EXERCISE AIM -> Take the data below and repeat it exactly.

DATA ROWS ->
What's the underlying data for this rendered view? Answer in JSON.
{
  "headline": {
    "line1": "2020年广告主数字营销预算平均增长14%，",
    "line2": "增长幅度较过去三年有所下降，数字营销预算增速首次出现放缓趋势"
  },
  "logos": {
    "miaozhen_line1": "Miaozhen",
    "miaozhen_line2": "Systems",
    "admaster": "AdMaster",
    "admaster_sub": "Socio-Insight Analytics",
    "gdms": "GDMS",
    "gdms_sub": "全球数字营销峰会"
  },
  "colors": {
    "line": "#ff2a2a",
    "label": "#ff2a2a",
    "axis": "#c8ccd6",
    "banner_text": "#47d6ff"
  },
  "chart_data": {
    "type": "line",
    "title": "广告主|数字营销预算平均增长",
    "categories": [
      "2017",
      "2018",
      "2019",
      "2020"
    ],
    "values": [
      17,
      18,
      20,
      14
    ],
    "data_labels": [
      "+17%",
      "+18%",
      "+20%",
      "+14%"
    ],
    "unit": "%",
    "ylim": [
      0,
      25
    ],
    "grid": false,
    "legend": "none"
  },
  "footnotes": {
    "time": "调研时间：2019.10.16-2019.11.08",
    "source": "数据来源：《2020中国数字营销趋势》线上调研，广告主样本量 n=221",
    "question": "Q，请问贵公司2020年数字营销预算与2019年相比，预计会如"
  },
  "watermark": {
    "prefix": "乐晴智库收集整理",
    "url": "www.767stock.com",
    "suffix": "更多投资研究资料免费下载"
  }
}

IN RESPONSE ->
What's the underlying data for this rendered view? Answer in JSON.
{
  "headline": {
    "line1": "2020年广告主数字营销预算平均增长14%，",
    "line2": "增长幅度较过去三年有所下降，数字营销预算增速首次出现放缓趋势"
  },
  "logos": {
    "miaozhen_line1": "Miaozhen",
    "miaozhen_line2": "Systems",
    "admaster": "AdMaster",
    "admaster_sub": "Socio-Insight Analytics",
    "gdms": "GDMS",
    "gdms_sub": "全球数字营销峰会"
  },
  "colors": {
    "line": "#ff2a2a",
    "label": "#ff2a2a",
    "axis": "#c8ccd6",
    "banner_text": "#47d6ff"
  },
  "chart_data": {
    "type": "line",
    "title": "广告主|数字营销预算平均增长",
    "categories": [
      "2017",
      "2018",
      "2019",
      "2020"
    ],
    "values": [
      17,
      18,
      20,
      14
    ],
    "data_labels": [
      "+17%",
      "+18%",
      "+20%",
      "+14%"
    ],
    "unit": "%",
    "ylim": [
      0,
      25
    ],
    "grid": false,
    "legend": "none"
  },
  "footnotes": {
    "time": "调研时间：2019.10.16-2019.11.08",
    "source": "数据来源：《2020中国数字营销趋势》线上调研，广告主样本量 n=221",
    "question": "Q，请问贵公司2020年数字营销预算与2019年相比，预计会如"
  },
  "watermark": {
    "prefix": "乐晴智库收集整理",
    "url": "www.767stock.com",
    "suffix": "更多投资研究资料免费下载"
  }
}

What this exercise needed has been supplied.